■ ASSIGNMENT ■
Lines that include the string "into" are the ones to copy from the entries below.

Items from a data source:
····················
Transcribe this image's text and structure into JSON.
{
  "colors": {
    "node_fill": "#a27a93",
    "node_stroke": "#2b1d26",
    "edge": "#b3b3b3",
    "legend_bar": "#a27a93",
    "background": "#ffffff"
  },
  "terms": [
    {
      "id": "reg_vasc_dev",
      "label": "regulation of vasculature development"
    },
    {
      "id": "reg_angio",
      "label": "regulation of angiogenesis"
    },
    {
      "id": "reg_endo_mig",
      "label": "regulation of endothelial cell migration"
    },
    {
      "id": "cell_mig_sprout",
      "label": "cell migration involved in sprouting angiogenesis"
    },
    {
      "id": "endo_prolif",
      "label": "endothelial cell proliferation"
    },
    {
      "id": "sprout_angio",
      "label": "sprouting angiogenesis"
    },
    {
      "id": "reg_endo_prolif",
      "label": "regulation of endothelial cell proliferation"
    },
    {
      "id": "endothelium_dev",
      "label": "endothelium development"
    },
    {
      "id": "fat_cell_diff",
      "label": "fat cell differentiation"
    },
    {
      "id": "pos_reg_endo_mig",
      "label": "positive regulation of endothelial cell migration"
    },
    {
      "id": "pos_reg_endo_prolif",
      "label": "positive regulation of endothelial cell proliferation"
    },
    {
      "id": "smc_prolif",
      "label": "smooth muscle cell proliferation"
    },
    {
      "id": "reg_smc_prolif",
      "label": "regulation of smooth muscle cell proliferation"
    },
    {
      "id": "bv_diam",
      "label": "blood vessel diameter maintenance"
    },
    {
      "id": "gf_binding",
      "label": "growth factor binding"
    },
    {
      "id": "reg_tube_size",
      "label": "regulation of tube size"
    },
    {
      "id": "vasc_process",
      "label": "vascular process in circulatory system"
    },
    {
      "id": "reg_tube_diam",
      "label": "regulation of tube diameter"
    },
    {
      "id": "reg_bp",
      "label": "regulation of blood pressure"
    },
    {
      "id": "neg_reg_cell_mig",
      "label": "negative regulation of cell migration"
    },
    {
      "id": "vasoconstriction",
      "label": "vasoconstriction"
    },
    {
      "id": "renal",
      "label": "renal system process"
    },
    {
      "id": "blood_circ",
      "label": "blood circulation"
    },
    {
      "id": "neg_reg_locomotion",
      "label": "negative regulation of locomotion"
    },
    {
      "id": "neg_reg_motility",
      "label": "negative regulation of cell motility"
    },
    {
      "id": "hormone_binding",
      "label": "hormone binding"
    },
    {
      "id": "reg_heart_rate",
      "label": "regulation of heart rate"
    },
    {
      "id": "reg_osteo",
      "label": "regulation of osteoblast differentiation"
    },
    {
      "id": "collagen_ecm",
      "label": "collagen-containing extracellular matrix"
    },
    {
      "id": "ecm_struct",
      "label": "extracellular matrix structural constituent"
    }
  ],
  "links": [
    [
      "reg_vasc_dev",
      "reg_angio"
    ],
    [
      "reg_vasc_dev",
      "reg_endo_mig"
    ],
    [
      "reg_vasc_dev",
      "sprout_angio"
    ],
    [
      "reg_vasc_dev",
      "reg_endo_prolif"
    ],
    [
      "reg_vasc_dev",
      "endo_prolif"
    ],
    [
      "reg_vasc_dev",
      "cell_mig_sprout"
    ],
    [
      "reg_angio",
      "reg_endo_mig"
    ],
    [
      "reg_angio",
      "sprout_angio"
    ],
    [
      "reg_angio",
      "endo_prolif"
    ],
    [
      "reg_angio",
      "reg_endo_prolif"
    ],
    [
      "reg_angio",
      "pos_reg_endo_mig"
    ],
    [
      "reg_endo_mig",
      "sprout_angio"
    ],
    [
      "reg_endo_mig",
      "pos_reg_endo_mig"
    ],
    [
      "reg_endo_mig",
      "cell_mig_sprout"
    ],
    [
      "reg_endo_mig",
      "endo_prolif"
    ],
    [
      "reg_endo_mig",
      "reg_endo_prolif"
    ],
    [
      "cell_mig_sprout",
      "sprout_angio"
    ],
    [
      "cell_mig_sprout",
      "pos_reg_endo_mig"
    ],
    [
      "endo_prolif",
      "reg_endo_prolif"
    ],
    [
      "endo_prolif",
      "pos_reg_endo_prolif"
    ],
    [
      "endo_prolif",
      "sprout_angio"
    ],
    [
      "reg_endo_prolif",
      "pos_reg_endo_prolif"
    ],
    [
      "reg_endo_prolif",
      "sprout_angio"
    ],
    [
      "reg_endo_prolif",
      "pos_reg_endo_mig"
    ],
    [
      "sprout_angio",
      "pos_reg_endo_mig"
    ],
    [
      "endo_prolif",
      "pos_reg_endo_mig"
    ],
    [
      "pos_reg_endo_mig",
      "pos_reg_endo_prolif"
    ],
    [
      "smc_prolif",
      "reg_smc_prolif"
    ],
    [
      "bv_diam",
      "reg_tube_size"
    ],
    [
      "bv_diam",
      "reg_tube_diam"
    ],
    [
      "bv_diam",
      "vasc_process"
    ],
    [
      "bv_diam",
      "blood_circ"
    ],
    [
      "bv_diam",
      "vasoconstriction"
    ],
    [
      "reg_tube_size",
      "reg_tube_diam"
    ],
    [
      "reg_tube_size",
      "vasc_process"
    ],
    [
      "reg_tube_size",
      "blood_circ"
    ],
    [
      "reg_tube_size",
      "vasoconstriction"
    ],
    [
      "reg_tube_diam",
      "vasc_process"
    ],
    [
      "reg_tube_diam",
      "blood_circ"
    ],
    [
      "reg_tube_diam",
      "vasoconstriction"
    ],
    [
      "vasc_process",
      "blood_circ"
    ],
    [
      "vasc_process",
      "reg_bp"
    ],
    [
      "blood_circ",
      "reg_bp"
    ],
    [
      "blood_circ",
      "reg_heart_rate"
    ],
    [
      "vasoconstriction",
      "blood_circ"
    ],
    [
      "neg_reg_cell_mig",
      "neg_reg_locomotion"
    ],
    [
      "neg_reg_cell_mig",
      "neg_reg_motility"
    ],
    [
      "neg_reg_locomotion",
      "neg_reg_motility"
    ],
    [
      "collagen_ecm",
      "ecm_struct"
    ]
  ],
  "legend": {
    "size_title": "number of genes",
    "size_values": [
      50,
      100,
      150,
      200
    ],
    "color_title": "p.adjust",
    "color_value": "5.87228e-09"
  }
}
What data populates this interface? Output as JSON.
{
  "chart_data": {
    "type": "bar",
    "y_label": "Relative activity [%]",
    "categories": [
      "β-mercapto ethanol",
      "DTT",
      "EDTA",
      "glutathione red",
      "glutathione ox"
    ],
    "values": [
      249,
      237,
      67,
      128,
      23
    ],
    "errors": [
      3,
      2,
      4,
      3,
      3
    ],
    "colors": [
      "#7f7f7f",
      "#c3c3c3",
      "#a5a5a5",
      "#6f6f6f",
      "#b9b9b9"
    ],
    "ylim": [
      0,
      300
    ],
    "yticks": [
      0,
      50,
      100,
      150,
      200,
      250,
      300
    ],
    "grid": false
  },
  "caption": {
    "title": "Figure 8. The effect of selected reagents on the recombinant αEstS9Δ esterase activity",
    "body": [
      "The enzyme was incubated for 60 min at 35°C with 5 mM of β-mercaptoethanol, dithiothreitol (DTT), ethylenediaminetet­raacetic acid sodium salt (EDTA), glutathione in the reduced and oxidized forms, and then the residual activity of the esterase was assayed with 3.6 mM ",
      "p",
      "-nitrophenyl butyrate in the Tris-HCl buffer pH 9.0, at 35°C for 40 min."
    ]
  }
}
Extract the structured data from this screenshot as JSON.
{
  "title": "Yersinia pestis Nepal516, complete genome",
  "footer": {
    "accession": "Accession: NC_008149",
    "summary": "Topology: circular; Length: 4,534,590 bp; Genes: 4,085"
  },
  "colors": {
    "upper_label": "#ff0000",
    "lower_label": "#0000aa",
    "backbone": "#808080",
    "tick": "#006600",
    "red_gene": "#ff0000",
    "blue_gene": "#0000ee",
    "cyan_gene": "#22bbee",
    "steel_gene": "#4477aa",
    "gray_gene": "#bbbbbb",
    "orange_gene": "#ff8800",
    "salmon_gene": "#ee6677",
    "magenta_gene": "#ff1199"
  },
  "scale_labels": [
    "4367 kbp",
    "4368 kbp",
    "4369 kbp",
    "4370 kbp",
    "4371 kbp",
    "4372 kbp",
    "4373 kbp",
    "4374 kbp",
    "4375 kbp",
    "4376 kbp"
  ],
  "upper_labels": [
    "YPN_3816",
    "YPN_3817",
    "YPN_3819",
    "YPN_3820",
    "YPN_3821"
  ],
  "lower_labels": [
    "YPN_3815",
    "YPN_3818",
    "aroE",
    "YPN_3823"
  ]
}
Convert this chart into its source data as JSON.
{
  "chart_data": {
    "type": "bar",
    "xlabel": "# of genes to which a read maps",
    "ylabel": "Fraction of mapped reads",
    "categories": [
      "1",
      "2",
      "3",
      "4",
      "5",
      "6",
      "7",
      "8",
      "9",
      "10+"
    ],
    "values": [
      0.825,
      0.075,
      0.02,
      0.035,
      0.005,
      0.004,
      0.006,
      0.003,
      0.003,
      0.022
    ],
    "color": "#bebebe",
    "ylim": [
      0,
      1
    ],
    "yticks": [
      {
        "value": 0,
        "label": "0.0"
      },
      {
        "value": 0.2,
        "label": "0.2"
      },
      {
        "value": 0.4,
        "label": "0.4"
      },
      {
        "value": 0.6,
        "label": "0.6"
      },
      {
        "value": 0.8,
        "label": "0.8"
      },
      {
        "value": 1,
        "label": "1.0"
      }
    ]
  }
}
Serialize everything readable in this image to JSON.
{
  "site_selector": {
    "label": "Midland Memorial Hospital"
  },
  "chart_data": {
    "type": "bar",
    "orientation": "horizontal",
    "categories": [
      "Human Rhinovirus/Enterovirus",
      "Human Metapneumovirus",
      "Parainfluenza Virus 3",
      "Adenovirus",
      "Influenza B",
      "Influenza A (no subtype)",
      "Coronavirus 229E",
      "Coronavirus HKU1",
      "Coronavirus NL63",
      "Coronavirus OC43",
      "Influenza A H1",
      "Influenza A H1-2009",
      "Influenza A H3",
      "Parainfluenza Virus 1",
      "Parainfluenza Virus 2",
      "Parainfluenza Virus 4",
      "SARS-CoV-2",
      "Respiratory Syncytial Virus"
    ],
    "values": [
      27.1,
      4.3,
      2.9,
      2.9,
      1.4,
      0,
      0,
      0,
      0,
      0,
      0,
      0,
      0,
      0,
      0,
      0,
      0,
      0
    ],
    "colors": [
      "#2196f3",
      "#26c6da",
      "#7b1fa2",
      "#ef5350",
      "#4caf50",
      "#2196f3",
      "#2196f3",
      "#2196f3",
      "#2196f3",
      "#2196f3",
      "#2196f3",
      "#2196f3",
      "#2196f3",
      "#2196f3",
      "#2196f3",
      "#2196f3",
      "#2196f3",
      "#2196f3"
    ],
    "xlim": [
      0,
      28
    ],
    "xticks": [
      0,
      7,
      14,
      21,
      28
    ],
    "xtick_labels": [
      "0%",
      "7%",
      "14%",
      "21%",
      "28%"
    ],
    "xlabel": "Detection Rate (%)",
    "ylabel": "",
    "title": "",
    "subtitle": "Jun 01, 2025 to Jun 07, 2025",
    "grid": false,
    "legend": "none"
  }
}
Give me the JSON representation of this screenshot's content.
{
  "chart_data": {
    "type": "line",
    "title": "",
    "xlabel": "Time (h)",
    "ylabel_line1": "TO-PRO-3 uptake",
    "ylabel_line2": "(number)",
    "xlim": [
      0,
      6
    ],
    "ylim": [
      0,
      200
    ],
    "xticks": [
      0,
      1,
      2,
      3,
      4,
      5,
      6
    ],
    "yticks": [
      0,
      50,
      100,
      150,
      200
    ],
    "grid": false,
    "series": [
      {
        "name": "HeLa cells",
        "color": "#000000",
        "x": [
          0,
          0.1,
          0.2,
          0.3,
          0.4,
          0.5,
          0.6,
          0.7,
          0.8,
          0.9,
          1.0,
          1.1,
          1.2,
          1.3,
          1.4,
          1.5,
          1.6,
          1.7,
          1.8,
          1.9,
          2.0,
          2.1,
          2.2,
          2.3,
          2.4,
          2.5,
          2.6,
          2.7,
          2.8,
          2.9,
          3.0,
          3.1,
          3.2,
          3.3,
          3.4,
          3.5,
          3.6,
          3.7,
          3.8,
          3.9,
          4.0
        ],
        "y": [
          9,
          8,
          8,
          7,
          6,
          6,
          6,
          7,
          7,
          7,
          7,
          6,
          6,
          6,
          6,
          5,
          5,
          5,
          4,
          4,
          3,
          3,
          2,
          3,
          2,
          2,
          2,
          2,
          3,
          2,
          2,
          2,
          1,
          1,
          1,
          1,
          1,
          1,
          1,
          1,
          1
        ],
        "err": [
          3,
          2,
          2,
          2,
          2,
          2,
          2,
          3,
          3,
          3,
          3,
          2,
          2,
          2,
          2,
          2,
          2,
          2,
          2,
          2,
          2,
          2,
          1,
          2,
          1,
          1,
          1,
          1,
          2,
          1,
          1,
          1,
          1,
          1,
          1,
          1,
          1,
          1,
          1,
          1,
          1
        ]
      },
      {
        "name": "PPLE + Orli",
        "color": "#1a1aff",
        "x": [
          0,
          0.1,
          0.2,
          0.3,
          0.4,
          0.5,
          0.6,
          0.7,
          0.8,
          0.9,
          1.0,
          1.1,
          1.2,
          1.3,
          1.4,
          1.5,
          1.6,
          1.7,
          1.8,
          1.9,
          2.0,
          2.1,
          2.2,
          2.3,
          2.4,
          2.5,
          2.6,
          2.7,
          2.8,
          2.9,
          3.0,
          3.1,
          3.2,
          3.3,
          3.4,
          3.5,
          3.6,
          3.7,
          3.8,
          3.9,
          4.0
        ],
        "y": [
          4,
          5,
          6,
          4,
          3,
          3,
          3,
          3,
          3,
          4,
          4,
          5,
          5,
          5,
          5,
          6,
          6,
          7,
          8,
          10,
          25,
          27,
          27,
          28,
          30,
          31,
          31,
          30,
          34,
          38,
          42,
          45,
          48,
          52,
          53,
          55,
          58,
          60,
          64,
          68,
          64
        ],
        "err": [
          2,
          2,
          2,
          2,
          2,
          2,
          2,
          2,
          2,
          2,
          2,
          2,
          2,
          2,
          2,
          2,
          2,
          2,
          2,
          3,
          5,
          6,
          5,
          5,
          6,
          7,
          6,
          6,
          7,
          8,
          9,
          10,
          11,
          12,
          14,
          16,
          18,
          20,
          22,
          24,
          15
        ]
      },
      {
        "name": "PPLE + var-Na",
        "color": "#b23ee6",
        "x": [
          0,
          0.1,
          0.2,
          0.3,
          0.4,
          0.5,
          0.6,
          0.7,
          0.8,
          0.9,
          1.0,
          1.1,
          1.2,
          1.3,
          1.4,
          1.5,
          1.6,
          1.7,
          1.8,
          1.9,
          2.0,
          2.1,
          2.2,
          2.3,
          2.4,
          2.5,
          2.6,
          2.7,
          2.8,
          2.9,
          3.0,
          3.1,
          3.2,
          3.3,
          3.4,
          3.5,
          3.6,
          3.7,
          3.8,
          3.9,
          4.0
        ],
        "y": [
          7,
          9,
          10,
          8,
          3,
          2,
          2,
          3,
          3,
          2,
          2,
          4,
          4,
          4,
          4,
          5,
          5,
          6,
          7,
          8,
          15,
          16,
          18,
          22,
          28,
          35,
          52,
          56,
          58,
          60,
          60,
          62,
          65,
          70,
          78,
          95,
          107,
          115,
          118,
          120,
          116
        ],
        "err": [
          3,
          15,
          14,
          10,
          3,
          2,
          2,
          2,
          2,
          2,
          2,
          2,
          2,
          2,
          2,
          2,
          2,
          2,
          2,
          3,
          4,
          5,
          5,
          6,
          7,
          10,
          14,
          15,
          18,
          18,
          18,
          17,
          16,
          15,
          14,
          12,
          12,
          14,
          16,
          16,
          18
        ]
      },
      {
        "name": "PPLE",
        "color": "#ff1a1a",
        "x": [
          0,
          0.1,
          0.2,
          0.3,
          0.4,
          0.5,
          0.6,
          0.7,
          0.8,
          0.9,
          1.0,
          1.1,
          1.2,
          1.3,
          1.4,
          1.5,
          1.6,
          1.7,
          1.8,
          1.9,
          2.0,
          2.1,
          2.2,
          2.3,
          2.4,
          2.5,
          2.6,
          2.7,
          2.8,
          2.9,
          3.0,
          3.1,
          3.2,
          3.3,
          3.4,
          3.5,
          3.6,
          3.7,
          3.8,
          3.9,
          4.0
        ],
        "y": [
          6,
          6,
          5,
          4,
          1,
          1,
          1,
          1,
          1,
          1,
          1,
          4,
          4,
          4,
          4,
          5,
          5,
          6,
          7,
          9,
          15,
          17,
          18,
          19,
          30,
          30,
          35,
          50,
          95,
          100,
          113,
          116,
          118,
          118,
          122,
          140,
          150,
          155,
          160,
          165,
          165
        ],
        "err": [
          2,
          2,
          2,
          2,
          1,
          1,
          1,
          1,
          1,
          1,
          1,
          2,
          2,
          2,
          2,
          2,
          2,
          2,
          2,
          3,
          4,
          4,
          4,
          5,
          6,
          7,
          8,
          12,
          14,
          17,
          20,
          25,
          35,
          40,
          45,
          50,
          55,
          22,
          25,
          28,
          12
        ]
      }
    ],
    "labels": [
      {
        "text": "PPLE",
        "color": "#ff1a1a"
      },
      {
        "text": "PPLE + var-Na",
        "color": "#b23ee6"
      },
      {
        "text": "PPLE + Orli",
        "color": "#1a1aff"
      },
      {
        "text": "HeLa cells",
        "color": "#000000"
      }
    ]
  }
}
····················
■ WRITTEN RESPONSE ■
Transcribe this image's text and structure into JSON.
Convert this chart into its source data as JSON.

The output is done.